## Stated problem
Filter the entries below, keeping only lines with the word "will".

══ Provided records

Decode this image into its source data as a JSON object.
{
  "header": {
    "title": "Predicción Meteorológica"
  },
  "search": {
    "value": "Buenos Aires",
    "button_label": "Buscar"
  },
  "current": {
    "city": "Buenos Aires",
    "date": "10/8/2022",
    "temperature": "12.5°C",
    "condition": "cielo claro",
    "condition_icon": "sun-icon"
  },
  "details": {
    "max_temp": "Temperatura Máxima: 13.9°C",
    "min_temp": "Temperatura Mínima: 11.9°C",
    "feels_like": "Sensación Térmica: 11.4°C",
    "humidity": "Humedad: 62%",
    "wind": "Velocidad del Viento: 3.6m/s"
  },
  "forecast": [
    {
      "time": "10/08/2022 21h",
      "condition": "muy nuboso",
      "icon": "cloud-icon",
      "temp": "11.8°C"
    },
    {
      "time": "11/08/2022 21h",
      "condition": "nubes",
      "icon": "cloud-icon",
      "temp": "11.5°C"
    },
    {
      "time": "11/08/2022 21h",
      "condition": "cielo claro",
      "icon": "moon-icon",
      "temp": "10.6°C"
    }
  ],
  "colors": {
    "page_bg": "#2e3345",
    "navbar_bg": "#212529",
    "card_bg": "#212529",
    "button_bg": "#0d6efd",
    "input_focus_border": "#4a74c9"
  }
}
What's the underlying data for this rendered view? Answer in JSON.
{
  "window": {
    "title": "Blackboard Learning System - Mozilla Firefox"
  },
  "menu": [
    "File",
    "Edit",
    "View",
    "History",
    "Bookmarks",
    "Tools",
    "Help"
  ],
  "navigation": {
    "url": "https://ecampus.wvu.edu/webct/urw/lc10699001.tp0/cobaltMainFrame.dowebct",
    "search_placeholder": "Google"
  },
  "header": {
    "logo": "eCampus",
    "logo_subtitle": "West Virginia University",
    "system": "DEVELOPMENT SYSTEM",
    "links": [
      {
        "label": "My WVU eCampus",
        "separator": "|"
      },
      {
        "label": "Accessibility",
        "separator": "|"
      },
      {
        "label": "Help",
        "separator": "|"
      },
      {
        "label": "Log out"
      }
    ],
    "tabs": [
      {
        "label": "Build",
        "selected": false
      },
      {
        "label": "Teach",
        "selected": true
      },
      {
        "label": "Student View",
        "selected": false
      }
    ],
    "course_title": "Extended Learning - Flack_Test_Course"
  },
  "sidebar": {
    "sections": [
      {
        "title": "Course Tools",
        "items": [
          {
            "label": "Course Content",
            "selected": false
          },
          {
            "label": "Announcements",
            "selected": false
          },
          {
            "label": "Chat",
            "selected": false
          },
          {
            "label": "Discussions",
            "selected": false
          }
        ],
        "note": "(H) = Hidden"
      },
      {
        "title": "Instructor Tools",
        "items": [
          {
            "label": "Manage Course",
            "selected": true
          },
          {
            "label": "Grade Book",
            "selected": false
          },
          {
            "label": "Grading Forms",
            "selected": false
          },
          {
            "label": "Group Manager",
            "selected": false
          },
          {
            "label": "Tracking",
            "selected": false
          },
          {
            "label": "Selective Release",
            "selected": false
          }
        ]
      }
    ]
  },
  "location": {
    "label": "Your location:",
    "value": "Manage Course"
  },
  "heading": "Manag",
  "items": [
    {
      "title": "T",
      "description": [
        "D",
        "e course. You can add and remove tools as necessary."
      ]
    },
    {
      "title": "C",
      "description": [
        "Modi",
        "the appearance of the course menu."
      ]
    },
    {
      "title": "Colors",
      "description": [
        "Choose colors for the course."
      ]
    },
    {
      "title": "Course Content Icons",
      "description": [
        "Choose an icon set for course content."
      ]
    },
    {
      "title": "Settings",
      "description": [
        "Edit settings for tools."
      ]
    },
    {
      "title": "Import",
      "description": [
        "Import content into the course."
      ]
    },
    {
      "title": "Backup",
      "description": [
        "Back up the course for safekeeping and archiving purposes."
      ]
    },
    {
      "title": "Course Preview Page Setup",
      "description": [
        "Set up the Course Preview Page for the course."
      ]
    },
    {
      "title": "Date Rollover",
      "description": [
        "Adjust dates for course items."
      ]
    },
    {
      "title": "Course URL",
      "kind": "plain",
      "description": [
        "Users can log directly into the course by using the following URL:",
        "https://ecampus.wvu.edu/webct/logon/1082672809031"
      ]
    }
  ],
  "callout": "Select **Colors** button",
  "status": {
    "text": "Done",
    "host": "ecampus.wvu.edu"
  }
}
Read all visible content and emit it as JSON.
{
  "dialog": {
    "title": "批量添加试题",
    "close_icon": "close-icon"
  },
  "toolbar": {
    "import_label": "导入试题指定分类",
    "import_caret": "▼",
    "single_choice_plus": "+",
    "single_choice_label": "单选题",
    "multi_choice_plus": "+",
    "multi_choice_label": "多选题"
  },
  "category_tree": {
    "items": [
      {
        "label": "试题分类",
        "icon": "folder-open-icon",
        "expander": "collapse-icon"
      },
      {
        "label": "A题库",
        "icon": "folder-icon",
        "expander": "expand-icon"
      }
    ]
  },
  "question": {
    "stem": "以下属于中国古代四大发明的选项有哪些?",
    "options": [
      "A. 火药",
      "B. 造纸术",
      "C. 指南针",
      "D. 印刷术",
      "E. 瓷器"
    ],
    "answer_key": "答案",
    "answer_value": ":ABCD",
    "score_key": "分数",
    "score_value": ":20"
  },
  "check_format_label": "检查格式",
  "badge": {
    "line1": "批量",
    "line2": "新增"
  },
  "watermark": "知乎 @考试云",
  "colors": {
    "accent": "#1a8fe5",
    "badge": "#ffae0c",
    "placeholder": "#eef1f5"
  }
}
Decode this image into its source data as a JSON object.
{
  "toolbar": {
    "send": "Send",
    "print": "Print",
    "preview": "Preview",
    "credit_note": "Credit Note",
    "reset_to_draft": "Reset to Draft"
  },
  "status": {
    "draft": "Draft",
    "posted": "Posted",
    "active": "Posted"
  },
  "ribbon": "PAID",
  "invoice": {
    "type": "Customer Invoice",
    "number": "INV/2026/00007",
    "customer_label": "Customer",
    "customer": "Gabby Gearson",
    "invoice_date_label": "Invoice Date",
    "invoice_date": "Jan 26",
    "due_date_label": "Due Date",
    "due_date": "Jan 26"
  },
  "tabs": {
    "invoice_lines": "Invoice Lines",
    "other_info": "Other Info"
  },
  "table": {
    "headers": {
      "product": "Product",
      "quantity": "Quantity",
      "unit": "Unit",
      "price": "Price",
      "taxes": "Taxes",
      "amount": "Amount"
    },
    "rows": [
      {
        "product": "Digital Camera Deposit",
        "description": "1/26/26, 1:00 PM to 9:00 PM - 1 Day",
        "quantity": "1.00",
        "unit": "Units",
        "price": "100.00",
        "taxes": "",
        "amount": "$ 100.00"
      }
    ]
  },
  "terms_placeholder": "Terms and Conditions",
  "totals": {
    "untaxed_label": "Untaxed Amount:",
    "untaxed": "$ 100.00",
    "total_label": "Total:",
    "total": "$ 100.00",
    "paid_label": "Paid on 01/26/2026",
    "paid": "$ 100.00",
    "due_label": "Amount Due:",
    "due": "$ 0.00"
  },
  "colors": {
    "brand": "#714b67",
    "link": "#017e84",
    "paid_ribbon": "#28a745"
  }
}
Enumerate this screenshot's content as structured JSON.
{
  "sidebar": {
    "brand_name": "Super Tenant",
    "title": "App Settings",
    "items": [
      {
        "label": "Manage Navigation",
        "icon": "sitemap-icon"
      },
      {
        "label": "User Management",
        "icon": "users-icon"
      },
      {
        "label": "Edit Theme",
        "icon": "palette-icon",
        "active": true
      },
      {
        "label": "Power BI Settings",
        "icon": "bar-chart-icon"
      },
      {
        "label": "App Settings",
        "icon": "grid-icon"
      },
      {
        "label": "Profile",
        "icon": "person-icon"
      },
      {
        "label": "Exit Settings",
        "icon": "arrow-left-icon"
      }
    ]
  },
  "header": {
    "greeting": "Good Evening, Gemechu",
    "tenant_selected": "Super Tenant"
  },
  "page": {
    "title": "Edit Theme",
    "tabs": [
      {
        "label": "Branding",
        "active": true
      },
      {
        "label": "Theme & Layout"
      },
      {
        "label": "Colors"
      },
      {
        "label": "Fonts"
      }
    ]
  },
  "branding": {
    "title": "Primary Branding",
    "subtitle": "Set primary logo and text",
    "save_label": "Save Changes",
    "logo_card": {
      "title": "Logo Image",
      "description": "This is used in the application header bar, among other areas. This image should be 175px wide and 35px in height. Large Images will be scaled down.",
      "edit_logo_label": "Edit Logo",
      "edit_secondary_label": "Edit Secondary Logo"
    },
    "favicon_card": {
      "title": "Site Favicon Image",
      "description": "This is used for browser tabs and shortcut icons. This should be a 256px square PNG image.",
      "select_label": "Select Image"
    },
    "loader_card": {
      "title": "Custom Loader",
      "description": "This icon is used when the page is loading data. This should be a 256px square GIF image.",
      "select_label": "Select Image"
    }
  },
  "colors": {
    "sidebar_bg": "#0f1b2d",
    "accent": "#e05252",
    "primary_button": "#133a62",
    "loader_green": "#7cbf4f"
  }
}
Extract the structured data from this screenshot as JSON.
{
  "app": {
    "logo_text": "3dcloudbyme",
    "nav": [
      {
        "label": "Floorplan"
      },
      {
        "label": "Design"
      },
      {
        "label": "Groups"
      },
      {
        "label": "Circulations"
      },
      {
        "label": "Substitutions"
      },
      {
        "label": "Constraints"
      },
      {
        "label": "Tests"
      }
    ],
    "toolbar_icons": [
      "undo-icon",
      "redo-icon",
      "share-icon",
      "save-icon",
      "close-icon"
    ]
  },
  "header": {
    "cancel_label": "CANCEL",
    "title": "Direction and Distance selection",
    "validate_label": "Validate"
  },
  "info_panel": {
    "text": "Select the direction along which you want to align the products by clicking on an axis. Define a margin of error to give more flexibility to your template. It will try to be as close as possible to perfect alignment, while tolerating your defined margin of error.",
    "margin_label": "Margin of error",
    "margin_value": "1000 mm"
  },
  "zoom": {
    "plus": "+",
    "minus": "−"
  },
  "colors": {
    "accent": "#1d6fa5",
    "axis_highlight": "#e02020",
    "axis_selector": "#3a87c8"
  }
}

════

## Final result
      "description": "This is used in the application header bar, among other areas. This image should be 175px wide and 35px in height. Large Images will be scaled down.",
    "text": "Select the direction along which you want to align the products by clicking on an axis. Define a margin of error to give more flexibility to your template. It will try to be as close as possible to perfect alignment, while tolerating your defined margin of error.",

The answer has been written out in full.